>> Begin
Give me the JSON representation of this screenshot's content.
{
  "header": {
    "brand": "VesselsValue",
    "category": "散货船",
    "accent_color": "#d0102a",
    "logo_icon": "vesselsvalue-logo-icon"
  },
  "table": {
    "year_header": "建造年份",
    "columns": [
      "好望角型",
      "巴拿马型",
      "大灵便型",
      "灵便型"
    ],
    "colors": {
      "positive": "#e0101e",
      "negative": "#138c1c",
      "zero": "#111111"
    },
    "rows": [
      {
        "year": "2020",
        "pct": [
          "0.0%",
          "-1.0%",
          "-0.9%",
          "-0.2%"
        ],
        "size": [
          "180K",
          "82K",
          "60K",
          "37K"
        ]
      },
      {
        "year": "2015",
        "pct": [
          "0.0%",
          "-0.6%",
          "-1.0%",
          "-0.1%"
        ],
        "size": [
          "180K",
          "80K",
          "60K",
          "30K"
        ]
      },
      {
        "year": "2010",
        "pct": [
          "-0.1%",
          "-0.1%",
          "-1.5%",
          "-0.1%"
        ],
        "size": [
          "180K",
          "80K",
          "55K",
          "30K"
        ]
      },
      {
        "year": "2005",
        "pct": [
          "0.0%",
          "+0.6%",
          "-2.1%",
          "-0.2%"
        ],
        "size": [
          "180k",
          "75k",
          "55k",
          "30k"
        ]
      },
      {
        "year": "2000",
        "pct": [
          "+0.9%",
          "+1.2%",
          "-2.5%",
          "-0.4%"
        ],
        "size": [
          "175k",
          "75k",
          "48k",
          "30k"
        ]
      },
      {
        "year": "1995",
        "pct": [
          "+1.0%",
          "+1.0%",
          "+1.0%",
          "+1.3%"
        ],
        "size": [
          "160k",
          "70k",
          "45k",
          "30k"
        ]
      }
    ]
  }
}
>> End
* Task to carry out
Please quote the data above in full, with no line missing.

* Solution to the exercise
Give me the JSON representation of this screenshot's content.
{
  "header": {
    "brand": "VesselsValue",
    "category": "散货船",
    "accent_color": "#d0102a",
    "logo_icon": "vesselsvalue-logo-icon"
  },
  "table": {
    "year_header": "建造年份",
    "columns": [
      "好望角型",
      "巴拿马型",
      "大灵便型",
      "灵便型"
    ],
    "colors": {
      "positive": "#e0101e",
      "negative": "#138c1c",
      "zero": "#111111"
    },
    "rows": [
      {
        "year": "2020",
        "pct": [
          "0.0%",
          "-1.0%",
          "-0.9%",
          "-0.2%"
        ],
        "size": [
          "180K",
          "82K",
          "60K",
          "37K"
        ]
      },
      {
        "year": "2015",
        "pct": [
          "0.0%",
          "-0.6%",
          "-1.0%",
          "-0.1%"
        ],
        "size": [
          "180K",
          "80K",
          "60K",
          "30K"
        ]
      },
      {
        "year": "2010",
        "pct": [
          "-0.1%",
          "-0.1%",
          "-1.5%",
          "-0.1%"
        ],
        "size": [
          "180K",
          "80K",
          "55K",
          "30K"
        ]
      },
      {
        "year": "2005",
        "pct": [
          "0.0%",
          "+0.6%",
          "-2.1%",
          "-0.2%"
        ],
        "size": [
          "180k",
          "75k",
          "55k",
          "30k"
        ]
      },
      {
        "year": "2000",
        "pct": [
          "+0.9%",
          "+1.2%",
          "-2.5%",
          "-0.4%"
        ],
        "size": [
          "175k",
          "75k",
          "48k",
          "30k"
        ]
      },
      {
        "year": "1995",
        "pct": [
          "+1.0%",
          "+1.0%",
          "+1.0%",
          "+1.3%"
        ],
        "size": [
          "160k",
          "70k",
          "45k",
          "30k"
        ]
      }
    ]
  }
}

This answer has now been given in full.